* _Given exercise_: Can you copy the rows word for word, starting with the first line and stopping after the line that contains "data-point [473,271,487,285]"?
....
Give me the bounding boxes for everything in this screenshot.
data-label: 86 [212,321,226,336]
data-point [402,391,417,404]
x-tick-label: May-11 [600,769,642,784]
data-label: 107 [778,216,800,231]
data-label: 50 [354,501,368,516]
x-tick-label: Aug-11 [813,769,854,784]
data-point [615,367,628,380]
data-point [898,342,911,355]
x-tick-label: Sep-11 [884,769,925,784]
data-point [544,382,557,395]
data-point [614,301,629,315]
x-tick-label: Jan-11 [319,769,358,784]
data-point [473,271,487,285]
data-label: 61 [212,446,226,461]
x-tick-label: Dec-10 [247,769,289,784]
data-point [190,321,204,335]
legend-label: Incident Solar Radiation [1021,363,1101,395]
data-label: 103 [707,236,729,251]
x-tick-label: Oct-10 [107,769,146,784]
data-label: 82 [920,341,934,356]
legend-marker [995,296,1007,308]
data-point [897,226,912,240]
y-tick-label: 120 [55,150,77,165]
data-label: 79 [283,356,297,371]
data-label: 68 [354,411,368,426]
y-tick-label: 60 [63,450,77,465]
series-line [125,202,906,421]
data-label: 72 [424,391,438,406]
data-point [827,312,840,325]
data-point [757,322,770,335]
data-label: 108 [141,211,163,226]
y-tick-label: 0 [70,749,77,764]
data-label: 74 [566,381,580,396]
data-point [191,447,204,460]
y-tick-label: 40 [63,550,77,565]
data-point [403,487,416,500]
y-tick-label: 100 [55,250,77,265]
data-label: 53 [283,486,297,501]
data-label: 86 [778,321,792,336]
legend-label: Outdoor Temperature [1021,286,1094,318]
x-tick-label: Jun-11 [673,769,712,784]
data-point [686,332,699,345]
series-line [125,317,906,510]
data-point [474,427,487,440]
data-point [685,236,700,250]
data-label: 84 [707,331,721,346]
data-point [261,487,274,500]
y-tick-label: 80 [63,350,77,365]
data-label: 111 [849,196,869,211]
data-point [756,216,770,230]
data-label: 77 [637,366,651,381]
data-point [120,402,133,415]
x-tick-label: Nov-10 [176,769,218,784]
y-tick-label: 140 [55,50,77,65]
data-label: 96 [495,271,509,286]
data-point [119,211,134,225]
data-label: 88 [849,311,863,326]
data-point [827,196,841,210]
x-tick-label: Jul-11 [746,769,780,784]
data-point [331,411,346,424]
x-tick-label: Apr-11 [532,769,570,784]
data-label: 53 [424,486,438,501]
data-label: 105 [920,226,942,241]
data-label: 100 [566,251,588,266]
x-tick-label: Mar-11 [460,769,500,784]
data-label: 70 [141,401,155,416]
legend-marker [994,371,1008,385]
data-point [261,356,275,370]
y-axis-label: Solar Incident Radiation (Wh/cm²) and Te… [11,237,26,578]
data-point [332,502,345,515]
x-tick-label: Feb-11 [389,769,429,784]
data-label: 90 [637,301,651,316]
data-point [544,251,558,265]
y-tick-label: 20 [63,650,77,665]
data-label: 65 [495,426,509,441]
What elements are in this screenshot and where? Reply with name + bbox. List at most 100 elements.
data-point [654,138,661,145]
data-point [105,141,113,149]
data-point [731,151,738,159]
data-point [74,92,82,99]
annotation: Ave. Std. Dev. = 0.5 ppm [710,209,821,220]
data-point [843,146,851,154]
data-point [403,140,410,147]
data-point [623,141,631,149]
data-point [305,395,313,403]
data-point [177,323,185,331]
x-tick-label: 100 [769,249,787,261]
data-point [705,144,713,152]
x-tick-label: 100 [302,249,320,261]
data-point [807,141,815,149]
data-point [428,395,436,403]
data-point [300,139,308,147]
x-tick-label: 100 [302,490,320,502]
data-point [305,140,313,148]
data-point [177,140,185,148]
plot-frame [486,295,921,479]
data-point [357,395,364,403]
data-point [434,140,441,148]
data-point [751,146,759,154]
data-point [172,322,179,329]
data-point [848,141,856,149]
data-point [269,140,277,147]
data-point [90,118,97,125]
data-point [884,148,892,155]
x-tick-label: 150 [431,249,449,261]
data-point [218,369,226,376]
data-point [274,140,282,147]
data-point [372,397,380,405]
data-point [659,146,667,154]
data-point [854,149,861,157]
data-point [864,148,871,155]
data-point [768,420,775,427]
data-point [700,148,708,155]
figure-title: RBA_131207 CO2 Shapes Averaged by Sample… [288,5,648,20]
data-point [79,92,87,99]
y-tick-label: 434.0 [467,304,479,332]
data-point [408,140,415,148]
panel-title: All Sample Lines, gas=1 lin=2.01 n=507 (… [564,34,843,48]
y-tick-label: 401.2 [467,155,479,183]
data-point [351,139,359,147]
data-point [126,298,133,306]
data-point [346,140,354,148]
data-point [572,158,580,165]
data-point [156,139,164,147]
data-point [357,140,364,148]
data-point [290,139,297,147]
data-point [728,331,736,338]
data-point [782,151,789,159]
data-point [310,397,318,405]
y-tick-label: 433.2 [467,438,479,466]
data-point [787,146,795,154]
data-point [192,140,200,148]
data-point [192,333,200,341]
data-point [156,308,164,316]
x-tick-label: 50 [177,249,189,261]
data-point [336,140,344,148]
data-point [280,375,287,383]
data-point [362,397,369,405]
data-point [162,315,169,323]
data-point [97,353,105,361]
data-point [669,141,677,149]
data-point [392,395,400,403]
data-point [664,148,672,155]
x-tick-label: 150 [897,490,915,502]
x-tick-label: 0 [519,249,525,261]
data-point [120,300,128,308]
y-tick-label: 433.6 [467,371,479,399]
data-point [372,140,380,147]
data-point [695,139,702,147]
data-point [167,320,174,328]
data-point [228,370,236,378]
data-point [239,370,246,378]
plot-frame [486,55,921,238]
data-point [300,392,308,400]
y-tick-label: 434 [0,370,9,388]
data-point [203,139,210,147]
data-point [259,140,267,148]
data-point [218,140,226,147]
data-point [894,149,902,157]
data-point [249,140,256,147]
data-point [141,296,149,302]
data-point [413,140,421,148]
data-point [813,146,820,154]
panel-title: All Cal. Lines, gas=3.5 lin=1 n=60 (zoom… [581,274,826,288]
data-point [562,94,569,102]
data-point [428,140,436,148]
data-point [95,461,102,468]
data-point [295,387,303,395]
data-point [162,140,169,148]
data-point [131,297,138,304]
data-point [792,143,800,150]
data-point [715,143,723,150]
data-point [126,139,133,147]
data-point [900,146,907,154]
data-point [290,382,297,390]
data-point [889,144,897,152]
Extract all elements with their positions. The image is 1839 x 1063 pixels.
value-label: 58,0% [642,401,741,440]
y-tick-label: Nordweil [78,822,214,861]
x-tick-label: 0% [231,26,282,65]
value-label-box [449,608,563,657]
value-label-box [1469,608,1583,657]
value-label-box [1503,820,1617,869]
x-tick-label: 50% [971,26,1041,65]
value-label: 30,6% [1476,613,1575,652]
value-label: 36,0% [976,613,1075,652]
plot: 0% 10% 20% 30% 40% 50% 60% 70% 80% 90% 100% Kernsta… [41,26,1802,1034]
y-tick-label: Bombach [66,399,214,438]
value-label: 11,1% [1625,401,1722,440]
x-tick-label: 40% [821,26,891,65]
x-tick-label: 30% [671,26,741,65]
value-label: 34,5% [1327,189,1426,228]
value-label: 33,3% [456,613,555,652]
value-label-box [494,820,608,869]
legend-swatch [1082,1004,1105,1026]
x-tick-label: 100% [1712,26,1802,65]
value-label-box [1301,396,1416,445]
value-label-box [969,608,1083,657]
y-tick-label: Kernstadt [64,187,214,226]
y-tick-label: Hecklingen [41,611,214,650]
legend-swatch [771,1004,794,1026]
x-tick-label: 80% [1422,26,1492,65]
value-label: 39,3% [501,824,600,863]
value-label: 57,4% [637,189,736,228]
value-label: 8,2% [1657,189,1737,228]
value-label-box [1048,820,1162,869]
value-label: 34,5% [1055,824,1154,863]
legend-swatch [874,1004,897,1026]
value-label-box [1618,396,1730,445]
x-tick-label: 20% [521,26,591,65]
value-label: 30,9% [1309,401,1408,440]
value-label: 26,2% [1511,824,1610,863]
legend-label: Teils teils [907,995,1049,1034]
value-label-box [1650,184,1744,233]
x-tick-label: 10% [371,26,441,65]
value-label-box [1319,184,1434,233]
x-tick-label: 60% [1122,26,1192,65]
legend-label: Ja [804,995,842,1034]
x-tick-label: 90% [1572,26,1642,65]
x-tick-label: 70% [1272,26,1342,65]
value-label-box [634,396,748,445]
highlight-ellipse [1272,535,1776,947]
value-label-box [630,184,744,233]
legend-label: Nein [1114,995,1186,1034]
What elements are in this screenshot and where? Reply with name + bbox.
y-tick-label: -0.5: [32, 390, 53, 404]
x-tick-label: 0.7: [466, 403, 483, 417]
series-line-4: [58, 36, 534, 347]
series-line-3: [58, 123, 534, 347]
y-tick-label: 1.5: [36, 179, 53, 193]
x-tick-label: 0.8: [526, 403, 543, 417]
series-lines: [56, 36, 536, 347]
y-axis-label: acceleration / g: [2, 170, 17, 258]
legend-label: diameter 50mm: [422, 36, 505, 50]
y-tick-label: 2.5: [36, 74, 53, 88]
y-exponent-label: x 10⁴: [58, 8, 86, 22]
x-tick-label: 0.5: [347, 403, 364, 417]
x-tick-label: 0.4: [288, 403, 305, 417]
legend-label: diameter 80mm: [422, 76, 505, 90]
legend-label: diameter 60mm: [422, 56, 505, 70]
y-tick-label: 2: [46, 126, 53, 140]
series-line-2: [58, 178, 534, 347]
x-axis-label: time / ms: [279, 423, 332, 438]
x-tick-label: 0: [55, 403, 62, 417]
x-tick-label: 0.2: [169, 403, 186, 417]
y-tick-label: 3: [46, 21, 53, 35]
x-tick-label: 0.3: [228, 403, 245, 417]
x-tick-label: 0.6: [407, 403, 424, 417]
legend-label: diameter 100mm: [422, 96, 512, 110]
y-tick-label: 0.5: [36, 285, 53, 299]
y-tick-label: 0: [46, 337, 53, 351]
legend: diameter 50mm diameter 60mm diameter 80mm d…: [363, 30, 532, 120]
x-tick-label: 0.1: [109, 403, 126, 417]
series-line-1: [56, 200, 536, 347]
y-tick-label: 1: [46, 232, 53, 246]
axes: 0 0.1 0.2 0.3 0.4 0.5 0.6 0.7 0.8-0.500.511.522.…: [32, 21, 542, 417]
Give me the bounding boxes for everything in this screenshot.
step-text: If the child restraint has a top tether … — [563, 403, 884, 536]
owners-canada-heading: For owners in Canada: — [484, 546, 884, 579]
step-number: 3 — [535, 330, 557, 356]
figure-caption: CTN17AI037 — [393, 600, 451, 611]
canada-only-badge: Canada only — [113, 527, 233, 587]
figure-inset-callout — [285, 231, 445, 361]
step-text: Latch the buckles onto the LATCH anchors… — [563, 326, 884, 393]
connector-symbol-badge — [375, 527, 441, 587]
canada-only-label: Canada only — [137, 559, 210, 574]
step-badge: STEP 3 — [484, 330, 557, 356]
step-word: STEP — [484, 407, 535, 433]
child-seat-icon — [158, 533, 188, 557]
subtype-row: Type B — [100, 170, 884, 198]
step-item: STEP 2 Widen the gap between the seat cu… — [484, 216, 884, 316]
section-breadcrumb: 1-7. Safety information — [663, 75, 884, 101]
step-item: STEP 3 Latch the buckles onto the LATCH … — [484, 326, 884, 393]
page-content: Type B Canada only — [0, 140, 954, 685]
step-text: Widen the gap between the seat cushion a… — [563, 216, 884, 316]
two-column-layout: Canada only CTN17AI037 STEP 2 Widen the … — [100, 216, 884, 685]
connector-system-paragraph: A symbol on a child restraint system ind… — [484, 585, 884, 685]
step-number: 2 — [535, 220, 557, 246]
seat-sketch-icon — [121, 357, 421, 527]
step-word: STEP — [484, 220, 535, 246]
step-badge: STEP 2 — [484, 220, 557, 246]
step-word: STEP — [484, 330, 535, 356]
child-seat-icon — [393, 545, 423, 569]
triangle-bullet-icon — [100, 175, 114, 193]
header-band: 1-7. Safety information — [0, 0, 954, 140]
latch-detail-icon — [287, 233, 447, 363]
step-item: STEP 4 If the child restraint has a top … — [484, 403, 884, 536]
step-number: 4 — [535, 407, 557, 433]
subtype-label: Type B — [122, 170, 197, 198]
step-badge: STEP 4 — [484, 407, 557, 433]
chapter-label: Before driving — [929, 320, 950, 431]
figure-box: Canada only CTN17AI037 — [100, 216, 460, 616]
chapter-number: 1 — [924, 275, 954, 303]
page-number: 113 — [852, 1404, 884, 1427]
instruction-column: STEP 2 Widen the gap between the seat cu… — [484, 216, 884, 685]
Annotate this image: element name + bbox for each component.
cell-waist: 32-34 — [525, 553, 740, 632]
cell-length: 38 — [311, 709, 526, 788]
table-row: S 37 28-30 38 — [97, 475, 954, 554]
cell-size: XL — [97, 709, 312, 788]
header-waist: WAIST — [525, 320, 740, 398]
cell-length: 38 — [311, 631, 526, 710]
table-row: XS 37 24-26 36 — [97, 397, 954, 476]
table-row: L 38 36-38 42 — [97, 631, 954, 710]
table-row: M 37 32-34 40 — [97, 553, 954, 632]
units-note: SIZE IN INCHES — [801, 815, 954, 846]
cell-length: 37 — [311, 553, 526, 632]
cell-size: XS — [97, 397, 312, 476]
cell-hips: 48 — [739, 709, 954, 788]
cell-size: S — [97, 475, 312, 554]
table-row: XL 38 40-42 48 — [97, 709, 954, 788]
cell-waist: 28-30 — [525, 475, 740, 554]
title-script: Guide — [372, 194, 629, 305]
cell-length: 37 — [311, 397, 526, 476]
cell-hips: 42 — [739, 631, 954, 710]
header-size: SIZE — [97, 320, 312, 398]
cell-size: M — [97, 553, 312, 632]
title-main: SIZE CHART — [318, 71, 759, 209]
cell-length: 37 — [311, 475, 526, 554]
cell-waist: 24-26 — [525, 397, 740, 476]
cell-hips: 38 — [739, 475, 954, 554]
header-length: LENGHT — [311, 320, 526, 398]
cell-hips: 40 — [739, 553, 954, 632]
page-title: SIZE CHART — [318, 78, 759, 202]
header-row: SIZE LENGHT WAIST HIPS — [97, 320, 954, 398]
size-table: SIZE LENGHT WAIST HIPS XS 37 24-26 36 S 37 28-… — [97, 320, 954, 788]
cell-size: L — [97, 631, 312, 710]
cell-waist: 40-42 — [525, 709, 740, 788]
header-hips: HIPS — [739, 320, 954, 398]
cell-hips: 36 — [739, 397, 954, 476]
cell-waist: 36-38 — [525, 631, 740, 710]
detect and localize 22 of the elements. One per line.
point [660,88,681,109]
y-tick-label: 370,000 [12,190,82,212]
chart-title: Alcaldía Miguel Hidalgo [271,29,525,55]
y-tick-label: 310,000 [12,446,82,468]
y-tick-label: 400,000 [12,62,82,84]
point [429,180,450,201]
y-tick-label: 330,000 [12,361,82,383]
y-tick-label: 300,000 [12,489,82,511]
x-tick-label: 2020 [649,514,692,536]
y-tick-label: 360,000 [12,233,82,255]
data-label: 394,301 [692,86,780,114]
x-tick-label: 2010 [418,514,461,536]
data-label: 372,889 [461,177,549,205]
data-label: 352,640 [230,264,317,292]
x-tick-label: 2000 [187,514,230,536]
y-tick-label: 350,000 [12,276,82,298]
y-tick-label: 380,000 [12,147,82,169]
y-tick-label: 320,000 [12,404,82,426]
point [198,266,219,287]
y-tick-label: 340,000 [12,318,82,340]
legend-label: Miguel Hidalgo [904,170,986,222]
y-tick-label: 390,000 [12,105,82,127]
....
* _Full response_:
Give me the bounding boxes for everything in this screenshot.
data-label: 86 [212,321,226,336]
data-point [402,391,417,404]
x-tick-label: May-11 [600,769,642,784]
data-label: 107 [778,216,800,231]
data-label: 50 [354,501,368,516]
x-tick-label: Aug-11 [813,769,854,784]
data-point [615,367,628,380]
data-point [898,342,911,355]
x-tick-label: Sep-11 [884,769,925,784]
data-point [544,382,557,395]
data-point [614,301,629,315]
x-tick-label: Jan-11 [319,769,358,784]
data-point [473,271,487,285]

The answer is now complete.